#### Problems and tasks:
1. In the census text, rewrite the paragraph beginning "Census districts were voting districts" as a short bulleted list that keeps its main facts.
2. According to the census text, by what unit was enumeration carried out?
3. Reproduce the stretch of the census text from "You can search" through "Analyze the Results?".

What is in This Collection?
These records include the 1861 census for the province of Nova Scotia. The census day was March 30, 1860.
Census takers were asked to record information about all those who were in each household on the census day, as well as any who have died since that day. A census taker might have visited a house on a later date, but the information he collected was supposed to be about the people who were in the house on the census day. Enumeration was by census district.
Census districts were voting districts, not counties, although most have the same names as counties. For the most part, census districts were synonymous with cities and counties, and sub districts were synonymous with towns, townships, and city wards. Villages, small towns, and parishes were generally enumerated as part of the township in which they were located. Census district and county boundaries were not always the same, and there were many variations from location to location. Canadian census records were taken to enumerate the population for representation, taxation, and other purposes.
What Can These Records Tell Me?
Census records may contain the following information:
- Marital status
- Family members
How Do I Search This Collection?
You can search the index or view the images or both. To begin your search it is helpful to know:
- The name of your ancestor
- The name of a relative or date of the event
Search the Index
How Do I Analyze the Results?

(Bounding box prediction data)

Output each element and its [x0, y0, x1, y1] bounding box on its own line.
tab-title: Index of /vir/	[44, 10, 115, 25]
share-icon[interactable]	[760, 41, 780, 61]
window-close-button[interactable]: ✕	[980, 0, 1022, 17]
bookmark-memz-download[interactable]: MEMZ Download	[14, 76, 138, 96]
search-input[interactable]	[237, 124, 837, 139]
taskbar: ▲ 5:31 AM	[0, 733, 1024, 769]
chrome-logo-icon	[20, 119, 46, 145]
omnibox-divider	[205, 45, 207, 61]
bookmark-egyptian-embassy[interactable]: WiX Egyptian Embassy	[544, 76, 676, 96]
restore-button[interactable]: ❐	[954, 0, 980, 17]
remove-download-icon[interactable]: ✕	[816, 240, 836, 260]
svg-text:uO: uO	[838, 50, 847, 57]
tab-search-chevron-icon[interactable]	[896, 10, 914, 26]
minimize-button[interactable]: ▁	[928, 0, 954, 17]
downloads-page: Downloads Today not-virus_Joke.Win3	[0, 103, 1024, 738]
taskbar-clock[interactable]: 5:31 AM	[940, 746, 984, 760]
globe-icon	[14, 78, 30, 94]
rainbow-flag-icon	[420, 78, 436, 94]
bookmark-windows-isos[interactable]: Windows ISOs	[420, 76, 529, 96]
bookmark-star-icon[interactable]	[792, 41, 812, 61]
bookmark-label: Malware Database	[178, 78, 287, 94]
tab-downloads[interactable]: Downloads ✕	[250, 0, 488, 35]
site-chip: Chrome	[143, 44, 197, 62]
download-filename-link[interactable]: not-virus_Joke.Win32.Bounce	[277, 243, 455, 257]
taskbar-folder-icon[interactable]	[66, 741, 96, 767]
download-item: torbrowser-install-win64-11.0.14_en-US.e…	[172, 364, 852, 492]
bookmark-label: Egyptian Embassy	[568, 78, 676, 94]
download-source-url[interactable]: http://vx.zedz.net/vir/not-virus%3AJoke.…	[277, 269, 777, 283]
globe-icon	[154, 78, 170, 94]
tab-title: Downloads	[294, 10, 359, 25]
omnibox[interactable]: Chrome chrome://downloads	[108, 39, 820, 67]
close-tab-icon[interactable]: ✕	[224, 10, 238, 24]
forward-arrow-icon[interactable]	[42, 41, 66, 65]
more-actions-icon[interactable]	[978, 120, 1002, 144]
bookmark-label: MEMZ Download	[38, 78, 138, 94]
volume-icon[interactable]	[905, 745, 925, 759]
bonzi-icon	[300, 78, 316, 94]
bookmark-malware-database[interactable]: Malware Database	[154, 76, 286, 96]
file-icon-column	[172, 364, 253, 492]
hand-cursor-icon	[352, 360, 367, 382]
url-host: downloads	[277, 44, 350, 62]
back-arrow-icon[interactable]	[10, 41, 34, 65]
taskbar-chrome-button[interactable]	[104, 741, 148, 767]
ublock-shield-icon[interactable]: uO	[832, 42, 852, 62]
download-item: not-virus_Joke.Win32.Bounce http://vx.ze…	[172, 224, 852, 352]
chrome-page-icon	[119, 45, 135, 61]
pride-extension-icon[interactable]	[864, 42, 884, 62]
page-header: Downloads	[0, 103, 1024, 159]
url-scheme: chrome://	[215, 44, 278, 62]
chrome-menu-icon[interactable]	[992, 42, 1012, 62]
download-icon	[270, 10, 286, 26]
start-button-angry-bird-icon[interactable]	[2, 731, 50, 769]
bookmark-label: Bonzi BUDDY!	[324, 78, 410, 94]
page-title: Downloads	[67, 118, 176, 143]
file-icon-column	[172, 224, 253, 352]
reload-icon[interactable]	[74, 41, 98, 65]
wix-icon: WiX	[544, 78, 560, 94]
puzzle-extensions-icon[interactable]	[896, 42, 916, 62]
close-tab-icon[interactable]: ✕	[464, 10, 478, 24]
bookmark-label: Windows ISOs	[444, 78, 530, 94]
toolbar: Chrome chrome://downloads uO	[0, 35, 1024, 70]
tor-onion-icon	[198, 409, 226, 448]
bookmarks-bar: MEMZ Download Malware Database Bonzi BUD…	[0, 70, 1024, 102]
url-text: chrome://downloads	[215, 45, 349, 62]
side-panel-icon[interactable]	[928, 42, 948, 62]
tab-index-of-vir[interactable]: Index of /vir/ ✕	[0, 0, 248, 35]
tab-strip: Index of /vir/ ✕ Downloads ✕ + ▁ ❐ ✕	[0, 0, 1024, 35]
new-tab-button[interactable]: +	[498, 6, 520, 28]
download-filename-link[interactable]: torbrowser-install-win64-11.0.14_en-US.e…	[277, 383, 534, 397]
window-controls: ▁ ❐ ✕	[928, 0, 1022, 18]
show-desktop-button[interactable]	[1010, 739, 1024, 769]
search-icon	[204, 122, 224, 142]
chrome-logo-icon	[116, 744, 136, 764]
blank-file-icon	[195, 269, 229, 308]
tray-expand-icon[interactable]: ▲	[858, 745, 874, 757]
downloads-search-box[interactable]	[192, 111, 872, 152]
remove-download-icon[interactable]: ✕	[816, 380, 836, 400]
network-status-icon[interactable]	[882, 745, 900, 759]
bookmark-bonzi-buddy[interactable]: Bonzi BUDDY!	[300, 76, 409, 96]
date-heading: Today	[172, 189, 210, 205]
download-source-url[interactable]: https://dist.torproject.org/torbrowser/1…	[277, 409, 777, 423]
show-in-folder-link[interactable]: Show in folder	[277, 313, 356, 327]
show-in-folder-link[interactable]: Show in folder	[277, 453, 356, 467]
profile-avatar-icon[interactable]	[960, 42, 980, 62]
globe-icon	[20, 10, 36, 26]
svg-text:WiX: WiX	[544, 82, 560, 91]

#### Solutions:
1.
- Census districts were voting districts, not counties, though most share county names.
- Census districts mostly matched cities and counties. Sub districts matched towns, townships, and city wards.
- Villages, small towns, and parishes were generally enumerated as part of their township.
- District and county boundaries were not always the same and varied by location.
- Canadian censuses enumerated the population for representation, taxation, and other purposes.

2. Enumeration was by census district.

3.
You can search the index or view the images or both. To begin your search it is helpful to know:
- The name of your ancestor
- The name of a relative or date of the event
Search the Index
How Do I Analyze the Results?